__PROBLEM TO WORK ON__
Copy the data exactly as it appears, and do not include any pictures.

========================================

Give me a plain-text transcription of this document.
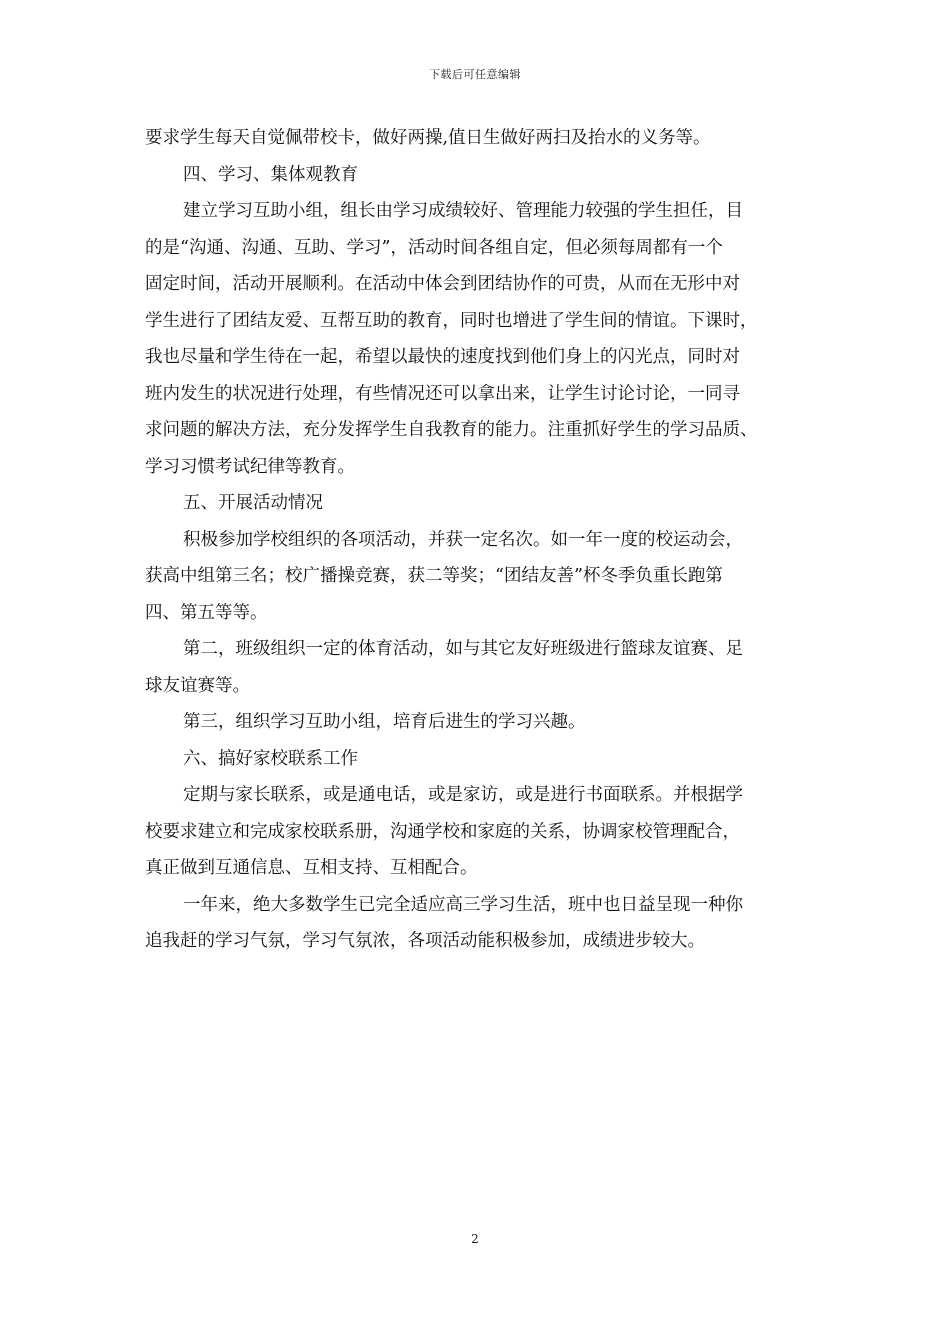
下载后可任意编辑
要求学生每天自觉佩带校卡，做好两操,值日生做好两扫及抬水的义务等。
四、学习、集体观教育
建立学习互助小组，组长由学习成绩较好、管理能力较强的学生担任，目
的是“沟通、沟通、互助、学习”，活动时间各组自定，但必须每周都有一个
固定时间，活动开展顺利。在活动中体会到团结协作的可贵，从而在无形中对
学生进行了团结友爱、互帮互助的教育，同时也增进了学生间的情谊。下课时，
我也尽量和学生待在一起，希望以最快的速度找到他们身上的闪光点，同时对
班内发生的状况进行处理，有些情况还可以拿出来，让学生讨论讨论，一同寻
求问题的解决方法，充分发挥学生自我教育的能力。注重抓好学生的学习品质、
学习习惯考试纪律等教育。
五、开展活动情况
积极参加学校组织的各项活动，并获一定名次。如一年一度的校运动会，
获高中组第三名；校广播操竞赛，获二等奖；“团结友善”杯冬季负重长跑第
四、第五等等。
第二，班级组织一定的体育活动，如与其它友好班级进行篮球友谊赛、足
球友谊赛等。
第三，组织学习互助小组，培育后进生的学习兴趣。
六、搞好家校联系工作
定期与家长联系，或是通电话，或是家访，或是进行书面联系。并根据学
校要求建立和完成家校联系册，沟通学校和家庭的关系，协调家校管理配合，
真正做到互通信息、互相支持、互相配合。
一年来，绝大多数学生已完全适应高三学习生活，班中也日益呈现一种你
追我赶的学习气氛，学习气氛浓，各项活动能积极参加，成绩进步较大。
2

========================================

__COMPLETE RESPONSE__
Give me a plain-text transcription of this document.
下载后可任意编辑
要求学生每天自觉佩带校卡，做好两操,值日生做好两扫及抬水的义务等。
四、学习、集体观教育
建立学习互助小组，组长由学习成绩较好、管理能力较强的学生担任，目
的是“沟通、沟通、互助、学习”，活动时间各组自定，但必须每周都有一个
固定时间，活动开展顺利。在活动中体会到团结协作的可贵，从而在无形中对
学生进行了团结友爱、互帮互助的教育，同时也增进了学生间的情谊。下课时，
我也尽量和学生待在一起，希望以最快的速度找到他们身上的闪光点，同时对
班内发生的状况进行处理，有些情况还可以拿出来，让学生讨论讨论，一同寻
求问题的解决方法，充分发挥学生自我教育的能力。注重抓好学生的学习品质、
学习习惯考试纪律等教育。
五、开展活动情况
积极参加学校组织的各项活动，并获一定名次。如一年一度的校运动会，
获高中组第三名；校广播操竞赛，获二等奖；“团结友善”杯冬季负重长跑第
四、第五等等。
第二，班级组织一定的体育活动，如与其它友好班级进行篮球友谊赛、足
球友谊赛等。
第三，组织学习互助小组，培育后进生的学习兴趣。
六、搞好家校联系工作
定期与家长联系，或是通电话，或是家访，或是进行书面联系。并根据学
校要求建立和完成家校联系册，沟通学校和家庭的关系，协调家校管理配合，
真正做到互通信息、互相支持、互相配合。
一年来，绝大多数学生已完全适应高三学习生活，班中也日益呈现一种你
追我赶的学习气氛，学习气氛浓，各项活动能积极参加，成绩进步较大。
2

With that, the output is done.